Copy these lines back word for word, covering every record.

===== Entries

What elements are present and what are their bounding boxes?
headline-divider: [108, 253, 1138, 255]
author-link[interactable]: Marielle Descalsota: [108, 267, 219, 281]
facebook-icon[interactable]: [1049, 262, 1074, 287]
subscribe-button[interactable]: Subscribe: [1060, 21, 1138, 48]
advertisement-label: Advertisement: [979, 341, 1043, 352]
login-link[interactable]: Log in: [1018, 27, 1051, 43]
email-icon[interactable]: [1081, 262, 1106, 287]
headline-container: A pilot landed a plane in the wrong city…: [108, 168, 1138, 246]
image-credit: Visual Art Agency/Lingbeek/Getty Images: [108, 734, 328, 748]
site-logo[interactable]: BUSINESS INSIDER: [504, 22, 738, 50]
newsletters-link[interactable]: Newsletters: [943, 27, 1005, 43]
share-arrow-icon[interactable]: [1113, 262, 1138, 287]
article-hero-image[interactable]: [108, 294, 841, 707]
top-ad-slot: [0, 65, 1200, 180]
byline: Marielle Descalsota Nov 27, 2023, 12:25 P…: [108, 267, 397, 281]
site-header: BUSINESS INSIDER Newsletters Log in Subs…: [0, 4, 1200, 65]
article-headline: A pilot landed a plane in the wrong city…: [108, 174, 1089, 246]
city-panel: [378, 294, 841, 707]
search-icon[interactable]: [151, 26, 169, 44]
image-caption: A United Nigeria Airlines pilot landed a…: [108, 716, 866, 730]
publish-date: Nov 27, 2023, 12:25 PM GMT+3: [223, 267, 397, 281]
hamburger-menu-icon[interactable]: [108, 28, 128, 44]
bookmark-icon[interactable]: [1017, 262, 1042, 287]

==========

■ Complete response ■
What elements are present and what are their bounding boxes?
headline-divider: [108, 253, 1138, 255]
author-link[interactable]: Marielle Descalsota: [108, 267, 219, 281]
facebook-icon[interactable]: [1049, 262, 1074, 287]
subscribe-button[interactable]: Subscribe: [1060, 21, 1138, 48]
advertisement-label: Advertisement: [979, 341, 1043, 352]
login-link[interactable]: Log in: [1018, 27, 1051, 43]
email-icon[interactable]: [1081, 262, 1106, 287]
headline-container: A pilot landed a plane in the wrong city…: [108, 168, 1138, 246]
image-credit: Visual Art Agency/Lingbeek/Getty Images: [108, 734, 328, 748]
site-logo[interactable]: BUSINESS INSIDER: [504, 22, 738, 50]
newsletters-link[interactable]: Newsletters: [943, 27, 1005, 43]
share-arrow-icon[interactable]: [1113, 262, 1138, 287]
article-hero-image[interactable]: [108, 294, 841, 707]
top-ad-slot: [0, 65, 1200, 180]
byline: Marielle Descalsota Nov 27, 2023, 12:25 P…: [108, 267, 397, 281]
site-header: BUSINESS INSIDER Newsletters Log in Subs…: [0, 4, 1200, 65]
article-headline: A pilot landed a plane in the wrong city…: [108, 174, 1089, 246]
city-panel: [378, 294, 841, 707]
search-icon[interactable]: [151, 26, 169, 44]
image-caption: A United Nigeria Airlines pilot landed a…: [108, 716, 866, 730]
publish-date: Nov 27, 2023, 12:25 PM GMT+3: [223, 267, 397, 281]
hamburger-menu-icon[interactable]: [108, 28, 128, 44]
bookmark-icon[interactable]: [1017, 262, 1042, 287]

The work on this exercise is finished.